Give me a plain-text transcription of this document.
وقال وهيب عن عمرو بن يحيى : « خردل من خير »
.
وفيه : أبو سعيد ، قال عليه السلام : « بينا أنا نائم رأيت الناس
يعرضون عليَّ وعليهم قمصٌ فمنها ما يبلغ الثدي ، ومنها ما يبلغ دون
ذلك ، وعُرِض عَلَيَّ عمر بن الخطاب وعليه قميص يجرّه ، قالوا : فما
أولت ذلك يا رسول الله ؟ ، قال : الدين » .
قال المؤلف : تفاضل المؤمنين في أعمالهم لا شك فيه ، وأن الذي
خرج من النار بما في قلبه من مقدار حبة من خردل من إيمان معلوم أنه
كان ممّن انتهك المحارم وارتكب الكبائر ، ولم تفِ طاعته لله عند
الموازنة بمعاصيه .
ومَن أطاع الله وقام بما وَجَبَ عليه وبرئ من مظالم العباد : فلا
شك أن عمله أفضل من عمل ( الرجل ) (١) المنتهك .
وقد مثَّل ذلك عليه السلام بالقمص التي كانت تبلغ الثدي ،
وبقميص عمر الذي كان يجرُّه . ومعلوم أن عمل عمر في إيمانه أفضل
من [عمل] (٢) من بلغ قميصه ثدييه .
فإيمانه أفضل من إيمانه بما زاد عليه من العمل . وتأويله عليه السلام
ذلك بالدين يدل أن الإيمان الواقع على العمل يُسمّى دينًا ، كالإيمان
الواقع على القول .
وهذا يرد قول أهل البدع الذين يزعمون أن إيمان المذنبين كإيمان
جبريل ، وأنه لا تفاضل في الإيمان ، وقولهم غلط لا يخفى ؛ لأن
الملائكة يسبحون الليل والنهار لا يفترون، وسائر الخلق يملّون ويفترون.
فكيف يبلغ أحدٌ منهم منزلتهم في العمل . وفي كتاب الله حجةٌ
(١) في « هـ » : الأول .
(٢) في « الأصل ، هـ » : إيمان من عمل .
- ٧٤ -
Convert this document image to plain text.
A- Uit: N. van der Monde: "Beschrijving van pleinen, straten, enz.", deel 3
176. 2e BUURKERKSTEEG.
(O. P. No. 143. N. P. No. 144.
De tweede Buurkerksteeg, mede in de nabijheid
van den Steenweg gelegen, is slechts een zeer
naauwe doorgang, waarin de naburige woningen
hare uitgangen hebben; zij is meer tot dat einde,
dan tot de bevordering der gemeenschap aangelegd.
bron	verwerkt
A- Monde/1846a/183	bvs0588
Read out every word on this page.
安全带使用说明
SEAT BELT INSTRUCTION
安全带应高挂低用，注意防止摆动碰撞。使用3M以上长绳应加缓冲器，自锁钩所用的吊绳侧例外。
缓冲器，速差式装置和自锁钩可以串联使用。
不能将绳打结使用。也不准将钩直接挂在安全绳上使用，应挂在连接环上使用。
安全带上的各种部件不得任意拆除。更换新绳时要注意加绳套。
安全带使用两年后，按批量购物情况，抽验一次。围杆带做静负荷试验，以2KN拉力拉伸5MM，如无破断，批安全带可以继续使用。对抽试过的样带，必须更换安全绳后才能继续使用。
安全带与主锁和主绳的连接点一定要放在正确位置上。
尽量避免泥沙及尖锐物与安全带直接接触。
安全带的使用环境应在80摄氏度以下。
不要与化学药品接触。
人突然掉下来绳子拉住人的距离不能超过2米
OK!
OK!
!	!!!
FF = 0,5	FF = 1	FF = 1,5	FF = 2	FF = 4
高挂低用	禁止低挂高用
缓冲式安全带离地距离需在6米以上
++++++++++++++++++++
◆ Requirement
Starting with the line that contains "Convert this document image to plain text.", write out each line through the end of the listing, exactly as it appears, and include nothing else.

◆ Output
Convert this document image to plain text.
A- Uit: N. van der Monde: "Beschrijving van pleinen, straten, enz.", deel 3
176. 2e BUURKERKSTEEG.
(O. P. No. 143. N. P. No. 144.
De tweede Buurkerksteeg, mede in de nabijheid
van den Steenweg gelegen, is slechts een zeer
naauwe doorgang, waarin de naburige woningen
hare uitgangen hebben; zij is meer tot dat einde,
dan tot de bevordering der gemeenschap aangelegd.
bron	verwerkt
A- Monde/1846a/183	bvs0588
Read out every word on this page.
安全带使用说明
SEAT BELT INSTRUCTION
安全带应高挂低用，注意防止摆动碰撞。使用3M以上长绳应加缓冲器，自锁钩所用的吊绳侧例外。
缓冲器，速差式装置和自锁钩可以串联使用。
不能将绳打结使用。也不准将钩直接挂在安全绳上使用，应挂在连接环上使用。
安全带上的各种部件不得任意拆除。更换新绳时要注意加绳套。
安全带使用两年后，按批量购物情况，抽验一次。围杆带做静负荷试验，以2KN拉力拉伸5MM，如无破断，批安全带可以继续使用。对抽试过的样带，必须更换安全绳后才能继续使用。
安全带与主锁和主绳的连接点一定要放在正确位置上。
尽量避免泥沙及尖锐物与安全带直接接触。
安全带的使用环境应在80摄氏度以下。
不要与化学药品接触。
人突然掉下来绳子拉住人的距离不能超过2米
OK!
OK!
!	!!!
FF = 0,5	FF = 1	FF = 1,5	FF = 2	FF = 4
高挂低用	禁止低挂高用
缓冲式安全带离地距离需在6米以上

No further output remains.